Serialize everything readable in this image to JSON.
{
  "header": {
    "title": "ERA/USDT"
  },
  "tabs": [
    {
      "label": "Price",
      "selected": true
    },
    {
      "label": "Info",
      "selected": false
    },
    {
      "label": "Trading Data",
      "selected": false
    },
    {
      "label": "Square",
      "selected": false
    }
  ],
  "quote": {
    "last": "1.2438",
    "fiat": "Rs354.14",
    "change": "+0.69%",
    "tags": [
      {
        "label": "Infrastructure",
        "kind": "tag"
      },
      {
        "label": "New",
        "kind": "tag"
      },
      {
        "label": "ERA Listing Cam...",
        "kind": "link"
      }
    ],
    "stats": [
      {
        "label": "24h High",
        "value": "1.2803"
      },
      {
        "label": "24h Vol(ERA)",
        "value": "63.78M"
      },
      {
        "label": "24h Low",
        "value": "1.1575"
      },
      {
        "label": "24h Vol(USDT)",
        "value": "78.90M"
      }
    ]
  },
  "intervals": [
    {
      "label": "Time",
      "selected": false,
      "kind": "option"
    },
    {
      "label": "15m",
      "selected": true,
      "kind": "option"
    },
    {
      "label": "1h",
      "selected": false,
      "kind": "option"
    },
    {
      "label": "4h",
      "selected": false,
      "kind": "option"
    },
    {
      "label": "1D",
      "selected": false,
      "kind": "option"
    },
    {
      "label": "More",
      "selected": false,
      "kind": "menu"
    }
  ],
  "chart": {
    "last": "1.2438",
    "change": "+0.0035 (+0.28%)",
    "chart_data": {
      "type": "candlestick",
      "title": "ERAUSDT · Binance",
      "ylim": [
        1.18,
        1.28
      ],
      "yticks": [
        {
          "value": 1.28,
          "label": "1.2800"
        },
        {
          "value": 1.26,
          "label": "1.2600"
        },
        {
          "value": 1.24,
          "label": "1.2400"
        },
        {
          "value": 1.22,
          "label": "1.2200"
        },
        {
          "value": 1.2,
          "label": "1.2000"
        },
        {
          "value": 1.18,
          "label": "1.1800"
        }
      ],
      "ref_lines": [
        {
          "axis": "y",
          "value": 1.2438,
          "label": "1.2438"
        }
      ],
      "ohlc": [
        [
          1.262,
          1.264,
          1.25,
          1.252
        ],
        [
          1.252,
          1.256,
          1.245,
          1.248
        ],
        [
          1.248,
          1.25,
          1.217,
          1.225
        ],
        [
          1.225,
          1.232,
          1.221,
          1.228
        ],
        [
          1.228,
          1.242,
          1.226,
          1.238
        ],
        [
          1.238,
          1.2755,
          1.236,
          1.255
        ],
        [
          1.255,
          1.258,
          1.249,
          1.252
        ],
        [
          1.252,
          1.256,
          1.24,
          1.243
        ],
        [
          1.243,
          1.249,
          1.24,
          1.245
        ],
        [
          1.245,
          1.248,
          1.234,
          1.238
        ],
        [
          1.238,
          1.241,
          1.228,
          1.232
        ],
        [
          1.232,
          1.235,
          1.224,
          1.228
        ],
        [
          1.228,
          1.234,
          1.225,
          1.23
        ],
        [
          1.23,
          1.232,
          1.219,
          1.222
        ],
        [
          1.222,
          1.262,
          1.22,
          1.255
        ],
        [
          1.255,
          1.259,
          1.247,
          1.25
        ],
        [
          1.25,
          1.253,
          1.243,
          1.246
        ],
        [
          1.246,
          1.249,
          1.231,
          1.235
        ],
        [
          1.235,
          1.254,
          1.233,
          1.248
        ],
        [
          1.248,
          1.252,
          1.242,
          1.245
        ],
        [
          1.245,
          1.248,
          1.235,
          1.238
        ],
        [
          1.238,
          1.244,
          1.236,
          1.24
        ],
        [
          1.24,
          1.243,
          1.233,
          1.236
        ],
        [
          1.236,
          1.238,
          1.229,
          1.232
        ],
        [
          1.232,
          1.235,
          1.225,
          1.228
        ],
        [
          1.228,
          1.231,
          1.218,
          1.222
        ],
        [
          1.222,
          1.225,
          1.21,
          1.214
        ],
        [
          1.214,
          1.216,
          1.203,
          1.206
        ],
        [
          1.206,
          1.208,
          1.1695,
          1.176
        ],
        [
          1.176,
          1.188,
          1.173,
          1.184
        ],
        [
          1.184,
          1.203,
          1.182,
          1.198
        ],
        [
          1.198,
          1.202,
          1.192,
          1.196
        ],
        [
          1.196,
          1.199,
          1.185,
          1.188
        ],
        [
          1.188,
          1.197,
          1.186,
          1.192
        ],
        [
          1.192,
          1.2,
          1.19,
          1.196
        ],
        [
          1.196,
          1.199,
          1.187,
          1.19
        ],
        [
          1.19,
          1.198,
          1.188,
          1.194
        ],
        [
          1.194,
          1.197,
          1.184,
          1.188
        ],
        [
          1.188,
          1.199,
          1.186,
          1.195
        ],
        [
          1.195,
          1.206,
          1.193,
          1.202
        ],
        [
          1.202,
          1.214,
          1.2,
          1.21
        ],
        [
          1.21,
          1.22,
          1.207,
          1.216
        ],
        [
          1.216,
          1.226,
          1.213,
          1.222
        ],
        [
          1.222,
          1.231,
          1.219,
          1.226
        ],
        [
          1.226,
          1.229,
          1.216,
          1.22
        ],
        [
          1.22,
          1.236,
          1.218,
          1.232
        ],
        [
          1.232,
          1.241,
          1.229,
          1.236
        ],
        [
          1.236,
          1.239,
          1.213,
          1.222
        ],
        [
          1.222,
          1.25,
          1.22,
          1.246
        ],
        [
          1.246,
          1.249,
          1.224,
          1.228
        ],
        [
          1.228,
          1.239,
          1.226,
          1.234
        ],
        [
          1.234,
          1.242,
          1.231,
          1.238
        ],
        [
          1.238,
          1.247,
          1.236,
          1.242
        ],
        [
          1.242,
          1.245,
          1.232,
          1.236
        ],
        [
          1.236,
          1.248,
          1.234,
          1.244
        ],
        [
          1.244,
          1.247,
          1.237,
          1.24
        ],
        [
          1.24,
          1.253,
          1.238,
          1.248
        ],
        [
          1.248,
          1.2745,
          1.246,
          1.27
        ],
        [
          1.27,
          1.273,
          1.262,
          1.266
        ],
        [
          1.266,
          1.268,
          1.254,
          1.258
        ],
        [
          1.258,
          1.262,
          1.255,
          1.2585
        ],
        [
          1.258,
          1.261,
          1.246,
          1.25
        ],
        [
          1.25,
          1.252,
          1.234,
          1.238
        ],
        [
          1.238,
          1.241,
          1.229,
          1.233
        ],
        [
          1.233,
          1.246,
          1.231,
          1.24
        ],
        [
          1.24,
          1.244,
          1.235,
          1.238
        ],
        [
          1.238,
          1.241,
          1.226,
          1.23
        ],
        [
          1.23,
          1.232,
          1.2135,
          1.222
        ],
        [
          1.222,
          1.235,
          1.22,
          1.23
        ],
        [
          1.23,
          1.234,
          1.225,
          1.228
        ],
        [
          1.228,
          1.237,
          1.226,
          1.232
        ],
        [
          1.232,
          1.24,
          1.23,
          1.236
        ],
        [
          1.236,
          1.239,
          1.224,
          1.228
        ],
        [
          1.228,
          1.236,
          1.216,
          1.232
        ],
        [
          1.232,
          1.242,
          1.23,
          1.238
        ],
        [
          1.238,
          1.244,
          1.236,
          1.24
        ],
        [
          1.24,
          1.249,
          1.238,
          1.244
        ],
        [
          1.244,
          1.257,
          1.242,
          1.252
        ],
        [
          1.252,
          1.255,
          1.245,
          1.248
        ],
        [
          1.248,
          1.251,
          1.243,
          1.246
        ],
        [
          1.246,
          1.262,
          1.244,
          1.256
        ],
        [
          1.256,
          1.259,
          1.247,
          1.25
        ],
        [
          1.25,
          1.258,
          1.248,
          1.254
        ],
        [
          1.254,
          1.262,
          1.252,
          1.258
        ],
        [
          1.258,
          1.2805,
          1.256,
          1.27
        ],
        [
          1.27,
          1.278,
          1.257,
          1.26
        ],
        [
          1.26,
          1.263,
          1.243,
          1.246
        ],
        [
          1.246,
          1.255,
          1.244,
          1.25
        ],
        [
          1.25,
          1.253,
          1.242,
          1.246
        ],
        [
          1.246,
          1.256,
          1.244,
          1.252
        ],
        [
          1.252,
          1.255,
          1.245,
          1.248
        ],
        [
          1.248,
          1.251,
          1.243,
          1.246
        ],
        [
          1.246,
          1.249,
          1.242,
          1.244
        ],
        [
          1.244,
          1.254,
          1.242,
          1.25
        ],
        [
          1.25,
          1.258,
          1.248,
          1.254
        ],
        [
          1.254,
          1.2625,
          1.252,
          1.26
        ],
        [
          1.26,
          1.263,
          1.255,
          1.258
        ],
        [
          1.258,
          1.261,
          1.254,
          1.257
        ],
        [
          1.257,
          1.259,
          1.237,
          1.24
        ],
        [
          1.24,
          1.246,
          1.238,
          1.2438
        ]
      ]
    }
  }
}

What you have to do.
Go through the material and select each line with the string "title" in it.

Expected output.
    "title": "ERA/USDT"
      "title": "ERAUSDT · Binance",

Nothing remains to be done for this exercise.